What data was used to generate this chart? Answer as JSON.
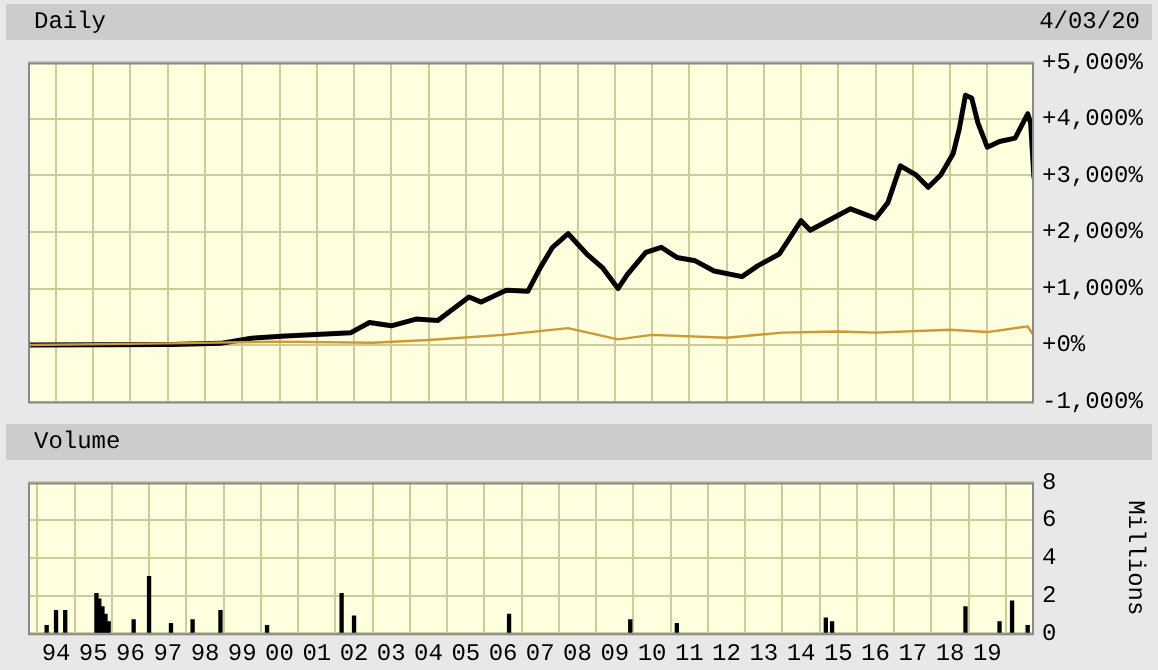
{
  "chart_data": [
    {
      "type": "line",
      "title": "Daily",
      "subtitle": "4/03/20",
      "xlim": [
        "1993-04",
        "2020-04-03"
      ],
      "xticks": [
        {
          "value": "1994-01",
          "label": null
        },
        {
          "value": "1995-01",
          "label": null
        },
        {
          "value": "1996-01",
          "label": null
        },
        {
          "value": "1997-01",
          "label": null
        },
        {
          "value": "1998-01",
          "label": null
        },
        {
          "value": "1999-01",
          "label": null
        },
        {
          "value": "2000-01",
          "label": null
        },
        {
          "value": "2001-01",
          "label": null
        },
        {
          "value": "2002-01",
          "label": null
        },
        {
          "value": "2003-01",
          "label": null
        },
        {
          "value": "2004-01",
          "label": null
        },
        {
          "value": "2005-01",
          "label": null
        },
        {
          "value": "2006-01",
          "label": null
        },
        {
          "value": "2007-01",
          "label": null
        },
        {
          "value": "2008-01",
          "label": null
        },
        {
          "value": "2009-01",
          "label": null
        },
        {
          "value": "2010-01",
          "label": null
        },
        {
          "value": "2011-01",
          "label": null
        },
        {
          "value": "2012-01",
          "label": null
        },
        {
          "value": "2013-01",
          "label": null
        },
        {
          "value": "2014-01",
          "label": null
        },
        {
          "value": "2015-01",
          "label": null
        },
        {
          "value": "2016-01",
          "label": null
        },
        {
          "value": "2017-01",
          "label": null
        },
        {
          "value": "2018-01",
          "label": null
        },
        {
          "value": "2019-01",
          "label": null
        }
      ],
      "ylim": [
        -1000,
        5000
      ],
      "yticks": [
        {
          "value": -1000,
          "label": "-1,000%"
        },
        {
          "value": 0,
          "label": "+0%"
        },
        {
          "value": 1000,
          "label": "+1,000%"
        },
        {
          "value": 2000,
          "label": "+2,000%"
        },
        {
          "value": 3000,
          "label": "+3,000%"
        },
        {
          "value": 4000,
          "label": "+4,000%"
        },
        {
          "value": 5000,
          "label": "+5,000%"
        }
      ],
      "grid": true,
      "tick_labels": "y",
      "series": [
        {
          "color": "#000000",
          "x": [
            "1993-04",
            "1997-02",
            "1998-06",
            "1999-04",
            "2000-03",
            "2001-12",
            "2002-06",
            "2003-01",
            "2003-09",
            "2004-04",
            "2005-02",
            "2005-06",
            "2006-02",
            "2006-09",
            "2007-01",
            "2007-05",
            "2007-10",
            "2008-04",
            "2008-09",
            "2009-02",
            "2009-05",
            "2009-11",
            "2010-04",
            "2010-09",
            "2011-03",
            "2011-09",
            "2012-06",
            "2012-11",
            "2013-06",
            "2014-01",
            "2014-04",
            "2015-05",
            "2016-01",
            "2016-05",
            "2016-09",
            "2017-02",
            "2017-06",
            "2017-10",
            "2018-02",
            "2018-04",
            "2018-06",
            "2018-08",
            "2018-10",
            "2019-01",
            "2019-05",
            "2019-10",
            "2020-02",
            "2020-03",
            "2020-04-03"
          ],
          "values": [
            0,
            10,
            30,
            120,
            160,
            220,
            400,
            340,
            460,
            435,
            850,
            760,
            970,
            950,
            1370,
            1730,
            1970,
            1610,
            1370,
            1000,
            1240,
            1640,
            1730,
            1550,
            1490,
            1310,
            1210,
            1400,
            1610,
            2200,
            2030,
            2410,
            2240,
            2520,
            3170,
            3010,
            2790,
            3010,
            3390,
            3820,
            4420,
            4370,
            3930,
            3500,
            3600,
            3660,
            4090,
            3930,
            2950
          ]
        },
        {
          "color": "#cc9933",
          "x": [
            "1993-04",
            "1997-01",
            "2000-01",
            "2002-07",
            "2004-01",
            "2006-01",
            "2007-10",
            "2009-02",
            "2010-01",
            "2012-01",
            "2013-07",
            "2015-01",
            "2016-01",
            "2018-01",
            "2019-01",
            "2020-02",
            "2020-04-03"
          ],
          "values": [
            0,
            30,
            60,
            40,
            90,
            180,
            300,
            100,
            180,
            130,
            220,
            240,
            220,
            270,
            230,
            330,
            160
          ]
        }
      ]
    },
    {
      "type": "bar",
      "title": "Volume",
      "ylabel": "Millions",
      "xlim": [
        "1993-04",
        "2020-04-03"
      ],
      "xticks": [
        {
          "value": "1994-01",
          "label": "94"
        },
        {
          "value": "1995-01",
          "label": "95"
        },
        {
          "value": "1996-01",
          "label": "96"
        },
        {
          "value": "1997-01",
          "label": "97"
        },
        {
          "value": "1998-01",
          "label": "98"
        },
        {
          "value": "1999-01",
          "label": "99"
        },
        {
          "value": "2000-01",
          "label": "00"
        },
        {
          "value": "2001-01",
          "label": "01"
        },
        {
          "value": "2002-01",
          "label": "02"
        },
        {
          "value": "2003-01",
          "label": "03"
        },
        {
          "value": "2004-01",
          "label": "04"
        },
        {
          "value": "2005-01",
          "label": "05"
        },
        {
          "value": "2006-01",
          "label": "06"
        },
        {
          "value": "2007-01",
          "label": "07"
        },
        {
          "value": "2008-01",
          "label": "08"
        },
        {
          "value": "2009-01",
          "label": "09"
        },
        {
          "value": "2010-01",
          "label": "10"
        },
        {
          "value": "2011-01",
          "label": "11"
        },
        {
          "value": "2012-01",
          "label": "12"
        },
        {
          "value": "2013-01",
          "label": "13"
        },
        {
          "value": "2014-01",
          "label": "14"
        },
        {
          "value": "2015-01",
          "label": "15"
        },
        {
          "value": "2016-01",
          "label": "16"
        },
        {
          "value": "2017-01",
          "label": "17"
        },
        {
          "value": "2018-01",
          "label": "18"
        },
        {
          "value": "2019-01",
          "label": "19"
        }
      ],
      "ylim": [
        0,
        8
      ],
      "yticks": [
        0,
        2,
        4,
        6,
        8
      ],
      "grid": true,
      "series": [
        {
          "color": "#000000",
          "x": [
            "1993-10",
            "1994-01",
            "1994-04",
            "1995-02",
            "1995-03",
            "1995-04",
            "1995-05",
            "1995-06",
            "1996-02",
            "1996-07",
            "1997-02",
            "1997-09",
            "1998-06",
            "1999-09",
            "2001-09",
            "2002-01",
            "2006-03",
            "2009-06",
            "2010-09",
            "2014-09",
            "2014-11",
            "2018-06",
            "2019-05",
            "2019-09",
            "2020-02"
          ],
          "values": [
            0.4,
            1.2,
            1.2,
            2.1,
            1.8,
            1.4,
            1.0,
            0.6,
            0.7,
            3.0,
            0.5,
            0.7,
            1.2,
            0.4,
            2.1,
            0.9,
            1.0,
            0.7,
            0.5,
            0.8,
            0.6,
            1.4,
            0.6,
            1.7,
            0.4
          ]
        }
      ]
    }
  ]
}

■ Prompt
All of the material above should be reproduced exactly, except the pictures.

■ Full output
What data was used to generate this chart? Answer as JSON.
{
  "chart_data": [
    {
      "type": "line",
      "title": "Daily",
      "subtitle": "4/03/20",
      "xlim": [
        "1993-04",
        "2020-04-03"
      ],
      "xticks": [
        {
          "value": "1994-01",
          "label": null
        },
        {
          "value": "1995-01",
          "label": null
        },
        {
          "value": "1996-01",
          "label": null
        },
        {
          "value": "1997-01",
          "label": null
        },
        {
          "value": "1998-01",
          "label": null
        },
        {
          "value": "1999-01",
          "label": null
        },
        {
          "value": "2000-01",
          "label": null
        },
        {
          "value": "2001-01",
          "label": null
        },
        {
          "value": "2002-01",
          "label": null
        },
        {
          "value": "2003-01",
          "label": null
        },
        {
          "value": "2004-01",
          "label": null
        },
        {
          "value": "2005-01",
          "label": null
        },
        {
          "value": "2006-01",
          "label": null
        },
        {
          "value": "2007-01",
          "label": null
        },
        {
          "value": "2008-01",
          "label": null
        },
        {
          "value": "2009-01",
          "label": null
        },
        {
          "value": "2010-01",
          "label": null
        },
        {
          "value": "2011-01",
          "label": null
        },
        {
          "value": "2012-01",
          "label": null
        },
        {
          "value": "2013-01",
          "label": null
        },
        {
          "value": "2014-01",
          "label": null
        },
        {
          "value": "2015-01",
          "label": null
        },
        {
          "value": "2016-01",
          "label": null
        },
        {
          "value": "2017-01",
          "label": null
        },
        {
          "value": "2018-01",
          "label": null
        },
        {
          "value": "2019-01",
          "label": null
        }
      ],
      "ylim": [
        -1000,
        5000
      ],
      "yticks": [
        {
          "value": -1000,
          "label": "-1,000%"
        },
        {
          "value": 0,
          "label": "+0%"
        },
        {
          "value": 1000,
          "label": "+1,000%"
        },
        {
          "value": 2000,
          "label": "+2,000%"
        },
        {
          "value": 3000,
          "label": "+3,000%"
        },
        {
          "value": 4000,
          "label": "+4,000%"
        },
        {
          "value": 5000,
          "label": "+5,000%"
        }
      ],
      "grid": true,
      "tick_labels": "y",
      "series": [
        {
          "color": "#000000",
          "x": [
            "1993-04",
            "1997-02",
            "1998-06",
            "1999-04",
            "2000-03",
            "2001-12",
            "2002-06",
            "2003-01",
            "2003-09",
            "2004-04",
            "2005-02",
            "2005-06",
            "2006-02",
            "2006-09",
            "2007-01",
            "2007-05",
            "2007-10",
            "2008-04",
            "2008-09",
            "2009-02",
            "2009-05",
            "2009-11",
            "2010-04",
            "2010-09",
            "2011-03",
            "2011-09",
            "2012-06",
            "2012-11",
            "2013-06",
            "2014-01",
            "2014-04",
            "2015-05",
            "2016-01",
            "2016-05",
            "2016-09",
            "2017-02",
            "2017-06",
            "2017-10",
            "2018-02",
            "2018-04",
            "2018-06",
            "2018-08",
            "2018-10",
            "2019-01",
            "2019-05",
            "2019-10",
            "2020-02",
            "2020-03",
            "2020-04-03"
          ],
          "values": [
            0,
            10,
            30,
            120,
            160,
            220,
            400,
            340,
            460,
            435,
            850,
            760,
            970,
            950,
            1370,
            1730,
            1970,
            1610,
            1370,
            1000,
            1240,
            1640,
            1730,
            1550,
            1490,
            1310,
            1210,
            1400,
            1610,
            2200,
            2030,
            2410,
            2240,
            2520,
            3170,
            3010,
            2790,
            3010,
            3390,
            3820,
            4420,
            4370,
            3930,
            3500,
            3600,
            3660,
            4090,
            3930,
            2950
          ]
        },
        {
          "color": "#cc9933",
          "x": [
            "1993-04",
            "1997-01",
            "2000-01",
            "2002-07",
            "2004-01",
            "2006-01",
            "2007-10",
            "2009-02",
            "2010-01",
            "2012-01",
            "2013-07",
            "2015-01",
            "2016-01",
            "2018-01",
            "2019-01",
            "2020-02",
            "2020-04-03"
          ],
          "values": [
            0,
            30,
            60,
            40,
            90,
            180,
            300,
            100,
            180,
            130,
            220,
            240,
            220,
            270,
            230,
            330,
            160
          ]
        }
      ]
    },
    {
      "type": "bar",
      "title": "Volume",
      "ylabel": "Millions",
      "xlim": [
        "1993-04",
        "2020-04-03"
      ],
      "xticks": [
        {
          "value": "1994-01",
          "label": "94"
        },
        {
          "value": "1995-01",
          "label": "95"
        },
        {
          "value": "1996-01",
          "label": "96"
        },
        {
          "value": "1997-01",
          "label": "97"
        },
        {
          "value": "1998-01",
          "label": "98"
        },
        {
          "value": "1999-01",
          "label": "99"
        },
        {
          "value": "2000-01",
          "label": "00"
        },
        {
          "value": "2001-01",
          "label": "01"
        },
        {
          "value": "2002-01",
          "label": "02"
        },
        {
          "value": "2003-01",
          "label": "03"
        },
        {
          "value": "2004-01",
          "label": "04"
        },
        {
          "value": "2005-01",
          "label": "05"
        },
        {
          "value": "2006-01",
          "label": "06"
        },
        {
          "value": "2007-01",
          "label": "07"
        },
        {
          "value": "2008-01",
          "label": "08"
        },
        {
          "value": "2009-01",
          "label": "09"
        },
        {
          "value": "2010-01",
          "label": "10"
        },
        {
          "value": "2011-01",
          "label": "11"
        },
        {
          "value": "2012-01",
          "label": "12"
        },
        {
          "value": "2013-01",
          "label": "13"
        },
        {
          "value": "2014-01",
          "label": "14"
        },
        {
          "value": "2015-01",
          "label": "15"
        },
        {
          "value": "2016-01",
          "label": "16"
        },
        {
          "value": "2017-01",
          "label": "17"
        },
        {
          "value": "2018-01",
          "label": "18"
        },
        {
          "value": "2019-01",
          "label": "19"
        }
      ],
      "ylim": [
        0,
        8
      ],
      "yticks": [
        0,
        2,
        4,
        6,
        8
      ],
      "grid": true,
      "series": [
        {
          "color": "#000000",
          "x": [
            "1993-10",
            "1994-01",
            "1994-04",
            "1995-02",
            "1995-03",
            "1995-04",
            "1995-05",
            "1995-06",
            "1996-02",
            "1996-07",
            "1997-02",
            "1997-09",
            "1998-06",
            "1999-09",
            "2001-09",
            "2002-01",
            "2006-03",
            "2009-06",
            "2010-09",
            "2014-09",
            "2014-11",
            "2018-06",
            "2019-05",
            "2019-09",
            "2020-02"
          ],
          "values": [
            0.4,
            1.2,
            1.2,
            2.1,
            1.8,
            1.4,
            1.0,
            0.6,
            0.7,
            3.0,
            0.5,
            0.7,
            1.2,
            0.4,
            2.1,
            0.9,
            1.0,
            0.7,
            0.5,
            0.8,
            0.6,
            1.4,
            0.6,
            1.7,
            0.4
          ]
        }
      ]
    }
  ]
}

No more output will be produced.